▶ **本文**:
........

今年の夏休み、アムステルダムから来日している方から、「オランダでは、宿泊施設や車を始め、オフィス、学校といった様々なものを共有して利用している。日本は、シェアして使うサービスが少ないね?」と訊ねられました。

この方によると、アムステルダムでは使っていない部屋や車をシェアするカーシェアリングなどを提供しており、これからもできるモノは、なんでも周りの人に提供していきたいとのこと。自分も様々なものを活用していて、日々の生活スタイルが変り、とても心豊かになったと笑顔で話してくれました。

アムステルダムは、「スマートシティ」プロジェクトに取り組んでおり、先端技術を活用して、社会・生活インフラを効率化・高度化(スマート化)することを目指している都市で、「shareNL」という機関が主導し、モノや、空間、スキル、移動など、シェアされた仕組みが出来ているとのことです。

5月に訪ねたサンフランシスコやシリコンバレーでも、スマートフォンを使いAirbnbで部屋に泊まり、Google mapとUberで日々を快適にローコストで過ごしました。改めて各地にこういったシェアする新たな世界が勢いを増し拡がっていることを実感しました。

........

▶ **データ抜粋**:
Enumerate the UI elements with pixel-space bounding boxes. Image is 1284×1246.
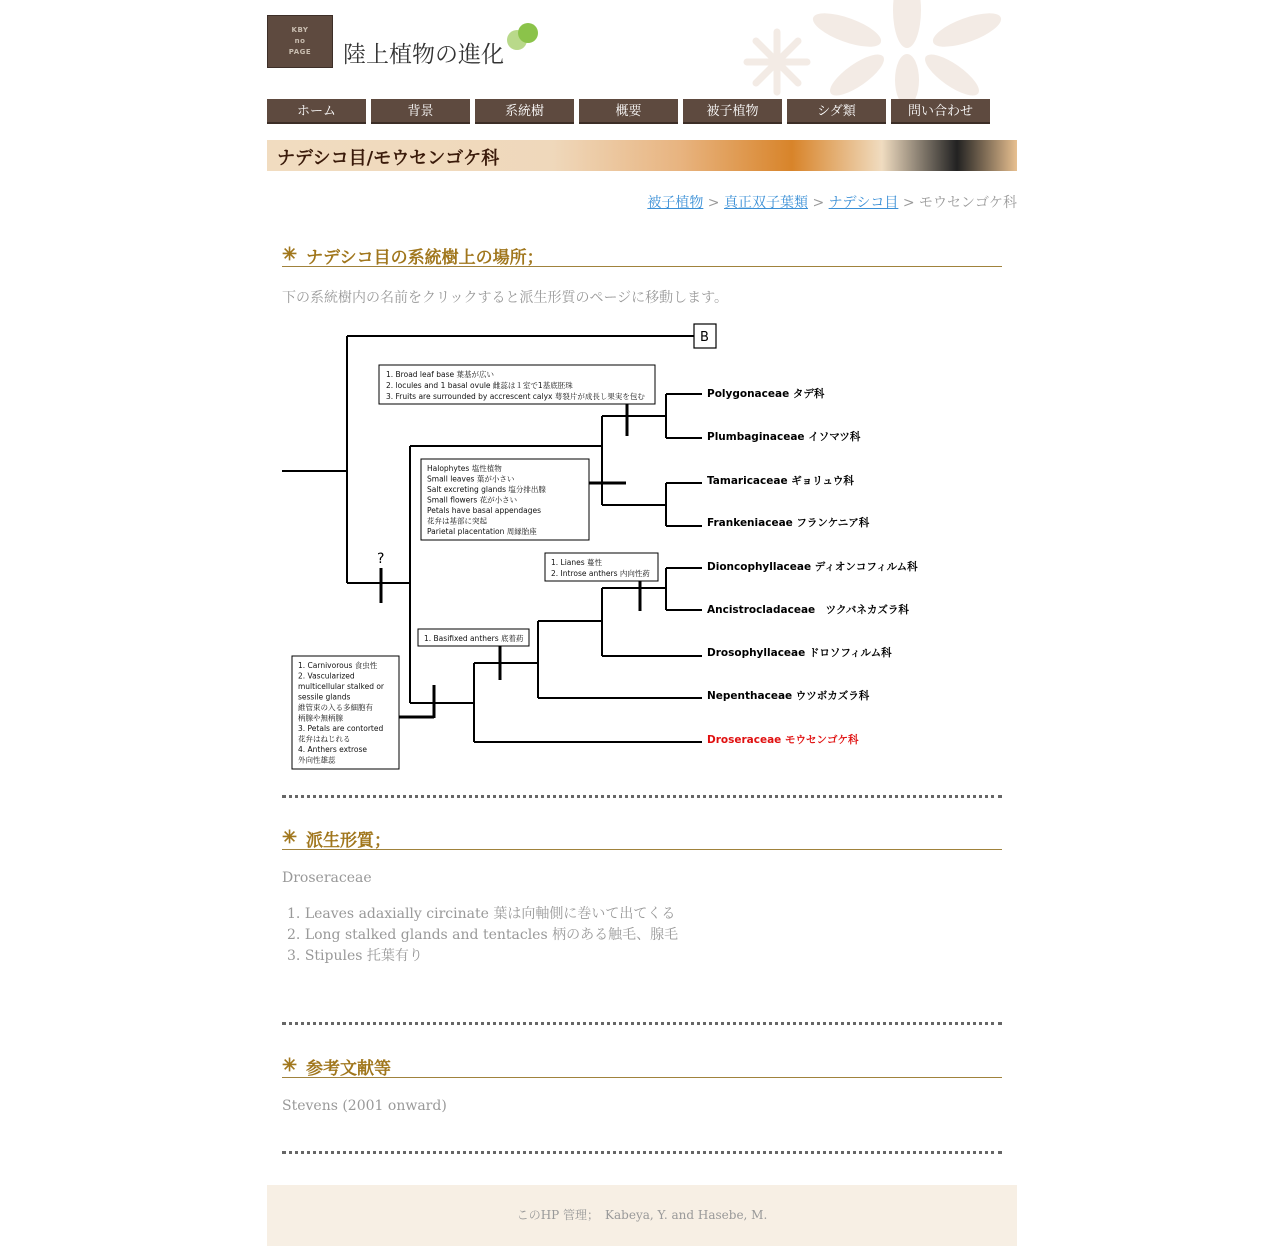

........

シェアの広がりを述べた本文から、「この方によると、アムステルダ」で始まり「っていることを実感しました。」で終わる部分をそのまま抜き出してください。

▶ **回答全文**:
この方によると、アムステルダムでは使っていない部屋や車をシェアするカーシェアリングなどを提供しており、これからもできるモノは、なんでも周りの人に提供していきたいとのこと。自分も様々なものを活用していて、日々の生活スタイルが変り、とても心豊かになったと笑顔で話してくれました。

アムステルダムは、「スマートシティ」プロジェクトに取り組んでおり、先端技術を活用して、社会・生活インフラを効率化・高度化(スマート化)することを目指している都市で、「shareNL」という機関が主導し、モノや、空間、スキル、移動など、シェアされた仕組みが出来ているとのことです。

5月に訪ねたサンフランシスコやシリコンバレーでも、スマートフォンを使いAirbnbで部屋に泊まり、Google mapとUberで日々を快適にローコストで過ごしました。改めて各地にこういったシェアする新たな世界が勢いを増し拡がっていることを実感しました。